Go through the listing beneath this task and return every line that carries the string "ละแหล".

**** The records ****

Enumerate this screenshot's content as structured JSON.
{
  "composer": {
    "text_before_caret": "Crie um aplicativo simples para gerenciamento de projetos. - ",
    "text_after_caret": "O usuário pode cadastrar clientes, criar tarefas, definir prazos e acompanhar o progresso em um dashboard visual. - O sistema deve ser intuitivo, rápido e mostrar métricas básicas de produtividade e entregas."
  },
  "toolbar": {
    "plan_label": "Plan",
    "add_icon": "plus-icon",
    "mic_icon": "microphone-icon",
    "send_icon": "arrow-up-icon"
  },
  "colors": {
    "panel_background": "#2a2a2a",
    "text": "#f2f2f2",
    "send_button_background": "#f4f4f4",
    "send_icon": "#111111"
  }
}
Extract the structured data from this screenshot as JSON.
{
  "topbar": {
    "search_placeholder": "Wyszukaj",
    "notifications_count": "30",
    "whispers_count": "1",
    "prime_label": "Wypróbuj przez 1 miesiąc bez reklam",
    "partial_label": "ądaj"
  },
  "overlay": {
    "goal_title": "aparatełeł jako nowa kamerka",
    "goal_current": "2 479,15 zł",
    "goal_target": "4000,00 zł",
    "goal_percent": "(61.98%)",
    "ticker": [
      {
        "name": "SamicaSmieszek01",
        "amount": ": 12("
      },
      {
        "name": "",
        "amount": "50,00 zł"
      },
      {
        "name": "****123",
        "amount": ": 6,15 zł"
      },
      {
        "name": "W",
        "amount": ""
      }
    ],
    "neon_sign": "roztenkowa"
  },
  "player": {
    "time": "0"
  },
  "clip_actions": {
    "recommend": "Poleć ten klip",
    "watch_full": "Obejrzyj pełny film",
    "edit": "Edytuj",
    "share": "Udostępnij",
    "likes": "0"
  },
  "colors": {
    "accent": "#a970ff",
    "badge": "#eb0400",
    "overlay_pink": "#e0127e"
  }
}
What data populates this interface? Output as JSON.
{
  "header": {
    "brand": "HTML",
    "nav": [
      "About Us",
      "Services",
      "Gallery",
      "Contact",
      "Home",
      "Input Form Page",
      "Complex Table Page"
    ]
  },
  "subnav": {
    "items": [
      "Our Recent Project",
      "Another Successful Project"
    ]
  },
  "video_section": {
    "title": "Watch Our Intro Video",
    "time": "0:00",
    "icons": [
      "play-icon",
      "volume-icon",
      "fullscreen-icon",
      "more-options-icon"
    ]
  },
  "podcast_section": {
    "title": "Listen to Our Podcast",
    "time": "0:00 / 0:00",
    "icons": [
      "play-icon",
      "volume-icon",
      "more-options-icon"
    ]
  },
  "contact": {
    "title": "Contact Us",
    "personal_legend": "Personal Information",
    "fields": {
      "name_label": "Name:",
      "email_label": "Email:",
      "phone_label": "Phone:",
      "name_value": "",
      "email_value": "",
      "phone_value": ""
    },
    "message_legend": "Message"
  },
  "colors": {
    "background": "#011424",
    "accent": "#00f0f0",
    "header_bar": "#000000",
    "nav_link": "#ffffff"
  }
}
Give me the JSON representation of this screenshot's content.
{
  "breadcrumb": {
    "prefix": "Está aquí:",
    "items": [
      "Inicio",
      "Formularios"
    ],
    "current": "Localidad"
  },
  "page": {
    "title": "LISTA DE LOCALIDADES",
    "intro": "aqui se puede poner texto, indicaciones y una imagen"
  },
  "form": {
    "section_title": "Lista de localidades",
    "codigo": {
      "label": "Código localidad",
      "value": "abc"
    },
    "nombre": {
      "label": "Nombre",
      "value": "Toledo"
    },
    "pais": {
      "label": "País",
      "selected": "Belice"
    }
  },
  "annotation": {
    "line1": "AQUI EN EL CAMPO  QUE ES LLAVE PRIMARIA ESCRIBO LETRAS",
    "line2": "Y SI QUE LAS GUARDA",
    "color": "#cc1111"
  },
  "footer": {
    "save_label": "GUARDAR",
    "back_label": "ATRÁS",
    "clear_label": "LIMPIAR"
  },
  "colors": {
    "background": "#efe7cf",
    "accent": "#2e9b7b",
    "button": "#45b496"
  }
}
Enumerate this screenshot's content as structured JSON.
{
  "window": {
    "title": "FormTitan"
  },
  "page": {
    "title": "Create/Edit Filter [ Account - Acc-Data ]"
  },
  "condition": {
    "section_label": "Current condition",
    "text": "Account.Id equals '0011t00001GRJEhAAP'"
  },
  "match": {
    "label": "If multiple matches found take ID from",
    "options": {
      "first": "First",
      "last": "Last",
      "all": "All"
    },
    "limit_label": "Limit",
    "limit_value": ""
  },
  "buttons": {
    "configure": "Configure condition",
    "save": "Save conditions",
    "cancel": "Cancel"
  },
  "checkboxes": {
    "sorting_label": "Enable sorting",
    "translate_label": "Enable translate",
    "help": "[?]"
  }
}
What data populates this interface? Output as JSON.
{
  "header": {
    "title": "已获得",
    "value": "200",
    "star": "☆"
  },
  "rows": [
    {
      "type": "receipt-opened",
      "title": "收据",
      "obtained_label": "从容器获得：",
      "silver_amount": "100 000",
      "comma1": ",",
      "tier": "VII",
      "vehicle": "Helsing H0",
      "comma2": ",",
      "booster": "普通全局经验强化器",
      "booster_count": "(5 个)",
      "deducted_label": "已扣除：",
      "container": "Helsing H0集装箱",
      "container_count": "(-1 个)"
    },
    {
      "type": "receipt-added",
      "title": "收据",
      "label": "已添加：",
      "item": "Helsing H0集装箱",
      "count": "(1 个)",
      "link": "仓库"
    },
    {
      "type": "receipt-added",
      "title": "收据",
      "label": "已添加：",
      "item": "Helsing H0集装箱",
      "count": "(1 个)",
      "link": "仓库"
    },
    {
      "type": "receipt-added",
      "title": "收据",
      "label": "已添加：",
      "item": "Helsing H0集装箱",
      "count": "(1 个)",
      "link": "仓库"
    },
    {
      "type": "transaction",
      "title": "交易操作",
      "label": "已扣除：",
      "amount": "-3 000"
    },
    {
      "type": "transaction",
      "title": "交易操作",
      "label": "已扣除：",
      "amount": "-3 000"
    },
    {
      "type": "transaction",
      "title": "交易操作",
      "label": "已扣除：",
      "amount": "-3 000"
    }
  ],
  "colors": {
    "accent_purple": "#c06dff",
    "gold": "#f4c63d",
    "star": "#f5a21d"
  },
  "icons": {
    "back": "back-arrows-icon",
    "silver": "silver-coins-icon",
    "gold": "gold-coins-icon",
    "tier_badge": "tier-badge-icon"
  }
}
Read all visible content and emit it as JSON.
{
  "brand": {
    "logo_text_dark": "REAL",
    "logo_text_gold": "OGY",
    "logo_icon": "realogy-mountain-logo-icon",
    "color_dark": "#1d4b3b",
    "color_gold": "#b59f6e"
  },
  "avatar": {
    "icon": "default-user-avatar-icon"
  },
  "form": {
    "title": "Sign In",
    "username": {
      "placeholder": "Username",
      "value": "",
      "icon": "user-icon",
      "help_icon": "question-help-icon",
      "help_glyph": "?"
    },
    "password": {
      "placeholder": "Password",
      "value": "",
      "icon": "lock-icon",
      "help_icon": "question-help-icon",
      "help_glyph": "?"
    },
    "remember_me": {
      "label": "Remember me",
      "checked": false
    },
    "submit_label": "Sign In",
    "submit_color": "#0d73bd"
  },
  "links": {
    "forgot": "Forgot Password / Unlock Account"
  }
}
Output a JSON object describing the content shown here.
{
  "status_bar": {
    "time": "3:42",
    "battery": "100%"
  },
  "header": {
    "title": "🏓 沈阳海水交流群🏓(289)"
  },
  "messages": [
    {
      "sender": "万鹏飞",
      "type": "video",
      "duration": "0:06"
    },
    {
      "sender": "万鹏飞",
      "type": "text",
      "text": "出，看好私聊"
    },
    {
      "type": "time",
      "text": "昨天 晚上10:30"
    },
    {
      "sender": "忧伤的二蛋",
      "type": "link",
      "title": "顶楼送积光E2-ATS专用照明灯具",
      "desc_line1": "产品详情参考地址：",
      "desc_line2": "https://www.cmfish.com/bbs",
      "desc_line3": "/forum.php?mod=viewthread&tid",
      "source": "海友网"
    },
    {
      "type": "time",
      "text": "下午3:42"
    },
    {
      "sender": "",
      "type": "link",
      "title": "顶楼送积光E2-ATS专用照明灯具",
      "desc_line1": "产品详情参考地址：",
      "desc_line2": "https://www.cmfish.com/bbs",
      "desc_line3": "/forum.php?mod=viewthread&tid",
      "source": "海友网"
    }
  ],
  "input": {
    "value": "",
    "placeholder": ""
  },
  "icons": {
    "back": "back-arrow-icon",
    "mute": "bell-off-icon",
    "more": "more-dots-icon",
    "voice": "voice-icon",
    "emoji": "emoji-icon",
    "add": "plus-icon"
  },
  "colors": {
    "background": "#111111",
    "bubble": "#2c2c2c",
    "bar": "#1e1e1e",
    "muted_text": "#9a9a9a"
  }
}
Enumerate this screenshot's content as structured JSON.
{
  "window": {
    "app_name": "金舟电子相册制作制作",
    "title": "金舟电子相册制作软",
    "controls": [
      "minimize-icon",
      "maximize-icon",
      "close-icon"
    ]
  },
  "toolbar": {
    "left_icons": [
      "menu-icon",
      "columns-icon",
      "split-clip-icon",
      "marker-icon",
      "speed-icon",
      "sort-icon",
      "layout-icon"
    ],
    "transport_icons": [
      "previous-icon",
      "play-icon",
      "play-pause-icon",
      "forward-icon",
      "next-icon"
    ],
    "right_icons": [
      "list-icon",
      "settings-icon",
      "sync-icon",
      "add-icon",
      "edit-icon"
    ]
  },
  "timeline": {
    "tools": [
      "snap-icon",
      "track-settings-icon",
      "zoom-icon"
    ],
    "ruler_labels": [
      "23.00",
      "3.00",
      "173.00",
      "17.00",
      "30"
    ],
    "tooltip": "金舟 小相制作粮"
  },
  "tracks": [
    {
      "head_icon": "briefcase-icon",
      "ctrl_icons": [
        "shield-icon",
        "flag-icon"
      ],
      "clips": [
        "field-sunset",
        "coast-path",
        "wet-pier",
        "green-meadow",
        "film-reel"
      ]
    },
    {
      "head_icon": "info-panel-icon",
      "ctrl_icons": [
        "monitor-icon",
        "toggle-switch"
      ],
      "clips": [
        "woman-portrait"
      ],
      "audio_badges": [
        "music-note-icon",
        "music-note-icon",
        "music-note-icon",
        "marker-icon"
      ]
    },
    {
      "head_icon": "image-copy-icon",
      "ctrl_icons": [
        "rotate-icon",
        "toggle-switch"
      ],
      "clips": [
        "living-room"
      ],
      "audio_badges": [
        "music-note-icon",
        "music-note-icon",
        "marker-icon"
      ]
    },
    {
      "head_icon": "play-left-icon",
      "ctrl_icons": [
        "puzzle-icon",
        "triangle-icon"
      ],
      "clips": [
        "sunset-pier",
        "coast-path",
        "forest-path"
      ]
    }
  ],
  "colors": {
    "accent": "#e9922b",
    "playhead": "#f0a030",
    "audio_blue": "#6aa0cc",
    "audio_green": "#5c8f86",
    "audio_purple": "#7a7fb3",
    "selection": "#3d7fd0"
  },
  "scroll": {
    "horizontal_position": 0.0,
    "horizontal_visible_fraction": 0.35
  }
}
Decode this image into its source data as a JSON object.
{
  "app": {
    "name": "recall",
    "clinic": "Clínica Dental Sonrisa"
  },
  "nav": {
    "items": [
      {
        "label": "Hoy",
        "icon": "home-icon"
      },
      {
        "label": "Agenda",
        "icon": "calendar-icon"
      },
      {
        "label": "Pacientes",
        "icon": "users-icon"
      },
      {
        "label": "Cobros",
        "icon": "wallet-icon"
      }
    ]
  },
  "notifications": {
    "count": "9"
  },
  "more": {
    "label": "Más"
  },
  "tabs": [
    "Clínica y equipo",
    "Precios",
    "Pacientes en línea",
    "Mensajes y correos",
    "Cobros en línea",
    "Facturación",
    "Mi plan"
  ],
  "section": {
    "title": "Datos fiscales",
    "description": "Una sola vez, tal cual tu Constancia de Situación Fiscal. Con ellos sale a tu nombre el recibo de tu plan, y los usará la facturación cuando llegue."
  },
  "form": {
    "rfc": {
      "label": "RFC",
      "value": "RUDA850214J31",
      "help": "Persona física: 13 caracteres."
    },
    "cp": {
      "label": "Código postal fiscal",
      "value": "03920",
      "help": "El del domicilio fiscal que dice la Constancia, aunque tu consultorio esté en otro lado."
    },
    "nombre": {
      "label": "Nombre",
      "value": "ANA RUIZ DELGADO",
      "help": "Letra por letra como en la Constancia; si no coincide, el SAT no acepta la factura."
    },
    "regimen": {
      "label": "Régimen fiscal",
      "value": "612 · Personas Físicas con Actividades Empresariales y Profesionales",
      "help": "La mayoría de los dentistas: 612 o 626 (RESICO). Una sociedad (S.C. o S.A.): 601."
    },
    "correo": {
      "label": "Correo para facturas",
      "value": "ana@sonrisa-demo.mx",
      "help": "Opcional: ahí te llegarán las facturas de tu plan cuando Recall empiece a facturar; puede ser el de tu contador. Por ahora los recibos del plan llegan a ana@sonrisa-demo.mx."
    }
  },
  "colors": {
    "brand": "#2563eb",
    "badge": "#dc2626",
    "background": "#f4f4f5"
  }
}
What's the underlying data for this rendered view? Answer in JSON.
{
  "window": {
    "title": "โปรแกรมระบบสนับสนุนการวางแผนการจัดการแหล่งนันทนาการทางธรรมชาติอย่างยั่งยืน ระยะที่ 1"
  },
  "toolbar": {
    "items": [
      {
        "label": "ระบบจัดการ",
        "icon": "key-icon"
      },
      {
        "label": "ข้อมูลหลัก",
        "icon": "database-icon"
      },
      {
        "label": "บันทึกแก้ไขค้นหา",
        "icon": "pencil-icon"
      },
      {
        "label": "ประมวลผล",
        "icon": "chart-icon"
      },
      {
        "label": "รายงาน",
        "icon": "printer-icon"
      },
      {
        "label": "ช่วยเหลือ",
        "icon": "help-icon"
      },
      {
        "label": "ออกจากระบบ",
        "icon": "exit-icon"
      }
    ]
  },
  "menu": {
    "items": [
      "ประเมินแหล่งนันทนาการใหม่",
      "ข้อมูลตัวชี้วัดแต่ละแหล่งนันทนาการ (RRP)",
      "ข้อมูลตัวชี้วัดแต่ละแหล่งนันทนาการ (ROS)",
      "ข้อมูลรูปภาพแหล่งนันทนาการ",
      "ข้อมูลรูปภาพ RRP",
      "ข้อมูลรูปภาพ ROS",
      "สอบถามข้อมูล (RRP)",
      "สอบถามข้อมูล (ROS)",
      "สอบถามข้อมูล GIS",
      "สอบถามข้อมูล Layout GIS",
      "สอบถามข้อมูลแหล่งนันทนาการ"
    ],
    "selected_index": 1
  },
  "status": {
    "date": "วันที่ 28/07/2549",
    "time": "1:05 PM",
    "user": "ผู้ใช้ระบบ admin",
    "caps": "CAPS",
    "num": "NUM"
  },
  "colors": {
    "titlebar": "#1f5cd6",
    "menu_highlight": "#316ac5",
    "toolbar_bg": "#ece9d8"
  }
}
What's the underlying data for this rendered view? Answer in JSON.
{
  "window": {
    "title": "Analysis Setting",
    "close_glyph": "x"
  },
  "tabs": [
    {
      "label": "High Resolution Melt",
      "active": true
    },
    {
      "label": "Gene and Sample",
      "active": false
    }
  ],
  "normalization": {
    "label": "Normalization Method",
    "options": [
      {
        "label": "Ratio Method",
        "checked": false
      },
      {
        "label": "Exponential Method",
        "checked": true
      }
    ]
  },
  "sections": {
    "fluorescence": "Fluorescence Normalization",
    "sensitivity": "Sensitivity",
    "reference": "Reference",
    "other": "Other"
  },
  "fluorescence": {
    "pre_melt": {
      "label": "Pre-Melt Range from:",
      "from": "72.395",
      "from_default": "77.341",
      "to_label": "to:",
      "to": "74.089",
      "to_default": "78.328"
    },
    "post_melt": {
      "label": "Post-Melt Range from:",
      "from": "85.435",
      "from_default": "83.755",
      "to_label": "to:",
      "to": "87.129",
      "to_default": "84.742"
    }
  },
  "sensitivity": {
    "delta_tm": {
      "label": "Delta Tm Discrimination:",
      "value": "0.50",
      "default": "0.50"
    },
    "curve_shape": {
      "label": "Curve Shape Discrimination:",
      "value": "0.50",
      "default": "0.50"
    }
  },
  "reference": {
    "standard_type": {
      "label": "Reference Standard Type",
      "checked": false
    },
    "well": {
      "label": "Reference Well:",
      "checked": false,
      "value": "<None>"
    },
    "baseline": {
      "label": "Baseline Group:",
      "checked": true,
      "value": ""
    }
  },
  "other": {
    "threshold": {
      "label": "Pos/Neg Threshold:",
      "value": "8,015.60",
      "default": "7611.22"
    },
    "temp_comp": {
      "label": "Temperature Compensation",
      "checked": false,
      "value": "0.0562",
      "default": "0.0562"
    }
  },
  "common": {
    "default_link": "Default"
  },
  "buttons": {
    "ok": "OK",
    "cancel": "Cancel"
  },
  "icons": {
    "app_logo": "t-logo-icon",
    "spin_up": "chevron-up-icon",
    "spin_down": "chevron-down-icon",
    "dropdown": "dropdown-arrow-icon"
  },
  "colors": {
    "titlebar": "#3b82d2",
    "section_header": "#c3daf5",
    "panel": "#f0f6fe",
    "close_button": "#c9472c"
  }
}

****

*Task solution*:
      "ข้อมูลตัวชี้วัดแต่ละแหล่งนันทนาการ (RRP)",
      "ข้อมูลตัวชี้วัดแต่ละแหล่งนันทนาการ (ROS)",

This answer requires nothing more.